— What to do —
Collect all lines below with the string "woman".

(Stored entries)

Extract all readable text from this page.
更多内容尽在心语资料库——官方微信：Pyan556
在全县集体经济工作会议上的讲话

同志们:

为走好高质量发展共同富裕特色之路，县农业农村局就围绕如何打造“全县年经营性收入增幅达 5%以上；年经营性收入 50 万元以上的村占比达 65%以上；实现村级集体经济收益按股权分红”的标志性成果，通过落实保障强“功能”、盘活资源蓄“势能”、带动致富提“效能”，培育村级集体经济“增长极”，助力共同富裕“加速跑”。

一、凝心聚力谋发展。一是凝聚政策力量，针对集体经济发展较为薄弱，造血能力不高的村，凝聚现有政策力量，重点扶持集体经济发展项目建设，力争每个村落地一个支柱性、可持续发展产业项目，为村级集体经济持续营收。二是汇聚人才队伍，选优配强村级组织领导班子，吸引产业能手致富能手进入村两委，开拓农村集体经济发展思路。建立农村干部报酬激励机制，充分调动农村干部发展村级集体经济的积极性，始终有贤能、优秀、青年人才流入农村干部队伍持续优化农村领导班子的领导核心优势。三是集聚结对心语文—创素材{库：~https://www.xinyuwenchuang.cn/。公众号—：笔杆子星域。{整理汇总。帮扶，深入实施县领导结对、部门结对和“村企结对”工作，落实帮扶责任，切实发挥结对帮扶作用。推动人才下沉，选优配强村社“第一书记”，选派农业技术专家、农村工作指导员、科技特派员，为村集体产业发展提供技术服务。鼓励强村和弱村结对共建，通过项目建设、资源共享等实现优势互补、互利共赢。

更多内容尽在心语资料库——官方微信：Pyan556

==

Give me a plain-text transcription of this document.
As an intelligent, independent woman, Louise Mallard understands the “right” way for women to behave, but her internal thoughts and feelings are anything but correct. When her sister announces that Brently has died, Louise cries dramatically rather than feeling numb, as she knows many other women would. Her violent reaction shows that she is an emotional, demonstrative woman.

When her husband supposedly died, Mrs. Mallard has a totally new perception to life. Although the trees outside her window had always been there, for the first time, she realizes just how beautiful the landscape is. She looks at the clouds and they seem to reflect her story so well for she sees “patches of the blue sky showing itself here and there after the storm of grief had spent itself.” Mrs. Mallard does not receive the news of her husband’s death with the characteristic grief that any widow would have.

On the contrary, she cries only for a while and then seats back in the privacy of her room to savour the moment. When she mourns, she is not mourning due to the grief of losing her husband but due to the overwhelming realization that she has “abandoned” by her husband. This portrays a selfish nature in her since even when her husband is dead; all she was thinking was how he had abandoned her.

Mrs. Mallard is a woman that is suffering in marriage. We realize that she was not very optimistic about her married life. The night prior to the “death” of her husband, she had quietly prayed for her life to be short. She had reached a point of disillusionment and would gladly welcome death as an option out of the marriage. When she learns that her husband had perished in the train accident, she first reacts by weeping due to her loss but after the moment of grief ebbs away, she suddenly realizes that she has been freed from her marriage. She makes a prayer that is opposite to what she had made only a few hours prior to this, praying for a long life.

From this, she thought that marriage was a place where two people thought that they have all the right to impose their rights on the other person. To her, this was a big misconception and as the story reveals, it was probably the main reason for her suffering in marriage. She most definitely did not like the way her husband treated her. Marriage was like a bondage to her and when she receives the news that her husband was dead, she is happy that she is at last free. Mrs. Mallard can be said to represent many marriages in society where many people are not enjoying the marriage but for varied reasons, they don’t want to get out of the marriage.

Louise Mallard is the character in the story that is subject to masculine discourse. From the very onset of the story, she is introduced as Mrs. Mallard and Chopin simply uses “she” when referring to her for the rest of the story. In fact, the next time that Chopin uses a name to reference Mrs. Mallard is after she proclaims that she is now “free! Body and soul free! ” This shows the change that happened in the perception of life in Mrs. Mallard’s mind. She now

— Final answer —
As an intelligent, independent woman, Louise Mallard understands the “right” way for women to behave, but her internal thoughts and feelings are anything but correct. When her sister announces that Brently has died, Louise cries dramatically rather than feeling numb, as she knows many other women would. Her violent reaction shows that she is an emotional, demonstrative woman.
Mrs. Mallard is a woman that is suffering in marriage. We realize that she was not very optimistic about her married life. The night prior to the “death” of her husband, she had quietly prayed for her life to be short. She had reached a point of disillusionment and would gladly welcome death as an option out of the marriage. When she learns that her husband had perished in the train accident, she first reacts by weeping due to her loss but after the moment of grief ebbs away, she suddenly realizes that she has been freed from her marriage. She makes a prayer that is opposite to what she had made only a few hours prior to this, praying for a long life.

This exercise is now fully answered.